>> BEGIN EXTRACTED INFORMATION
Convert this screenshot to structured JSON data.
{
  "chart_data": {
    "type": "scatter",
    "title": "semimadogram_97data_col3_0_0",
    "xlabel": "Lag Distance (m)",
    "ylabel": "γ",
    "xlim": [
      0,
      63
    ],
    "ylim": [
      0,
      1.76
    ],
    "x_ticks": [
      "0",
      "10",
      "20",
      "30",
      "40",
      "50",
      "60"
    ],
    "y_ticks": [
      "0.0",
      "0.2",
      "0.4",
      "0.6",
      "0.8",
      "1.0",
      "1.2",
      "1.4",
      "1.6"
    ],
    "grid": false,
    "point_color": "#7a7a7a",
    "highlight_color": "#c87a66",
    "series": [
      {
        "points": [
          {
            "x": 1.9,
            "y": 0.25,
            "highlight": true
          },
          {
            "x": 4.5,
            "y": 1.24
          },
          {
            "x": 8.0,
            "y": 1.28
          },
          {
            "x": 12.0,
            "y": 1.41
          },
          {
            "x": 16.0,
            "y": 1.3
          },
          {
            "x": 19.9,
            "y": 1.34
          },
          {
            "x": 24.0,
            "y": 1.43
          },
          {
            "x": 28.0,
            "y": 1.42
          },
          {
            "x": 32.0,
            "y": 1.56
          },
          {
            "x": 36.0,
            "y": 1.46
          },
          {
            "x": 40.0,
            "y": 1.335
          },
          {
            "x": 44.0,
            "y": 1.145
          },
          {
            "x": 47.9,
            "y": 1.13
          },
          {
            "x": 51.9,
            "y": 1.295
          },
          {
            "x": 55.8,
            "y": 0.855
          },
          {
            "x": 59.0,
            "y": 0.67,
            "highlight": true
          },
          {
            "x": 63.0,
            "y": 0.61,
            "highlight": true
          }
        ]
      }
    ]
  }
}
>> END EXTRACTED INFORMATION
* **REQUIREMENT**: Copy out the material word for word and line for line.

* **EXPECTED ANSWER**:
Convert this screenshot to structured JSON data.
{
  "chart_data": {
    "type": "scatter",
    "title": "semimadogram_97data_col3_0_0",
    "xlabel": "Lag Distance (m)",
    "ylabel": "γ",
    "xlim": [
      0,
      63
    ],
    "ylim": [
      0,
      1.76
    ],
    "x_ticks": [
      "0",
      "10",
      "20",
      "30",
      "40",
      "50",
      "60"
    ],
    "y_ticks": [
      "0.0",
      "0.2",
      "0.4",
      "0.6",
      "0.8",
      "1.0",
      "1.2",
      "1.4",
      "1.6"
    ],
    "grid": false,
    "point_color": "#7a7a7a",
    "highlight_color": "#c87a66",
    "series": [
      {
        "points": [
          {
            "x": 1.9,
            "y": 0.25,
            "highlight": true
          },
          {
            "x": 4.5,
            "y": 1.24
          },
          {
            "x": 8.0,
            "y": 1.28
          },
          {
            "x": 12.0,
            "y": 1.41
          },
          {
            "x": 16.0,
            "y": 1.3
          },
          {
            "x": 19.9,
            "y": 1.34
          },
          {
            "x": 24.0,
            "y": 1.43
          },
          {
            "x": 28.0,
            "y": 1.42
          },
          {
            "x": 32.0,
            "y": 1.56
          },
          {
            "x": 36.0,
            "y": 1.46
          },
          {
            "x": 40.0,
            "y": 1.335
          },
          {
            "x": 44.0,
            "y": 1.145
          },
          {
            "x": 47.9,
            "y": 1.13
          },
          {
            "x": 51.9,
            "y": 1.295
          },
          {
            "x": 55.8,
            "y": 0.855
          },
          {
            "x": 59.0,
            "y": 0.67,
            "highlight": true
          },
          {
            "x": 63.0,
            "y": 0.61,
            "highlight": true
          }
        ]
      }
    ]
  }
}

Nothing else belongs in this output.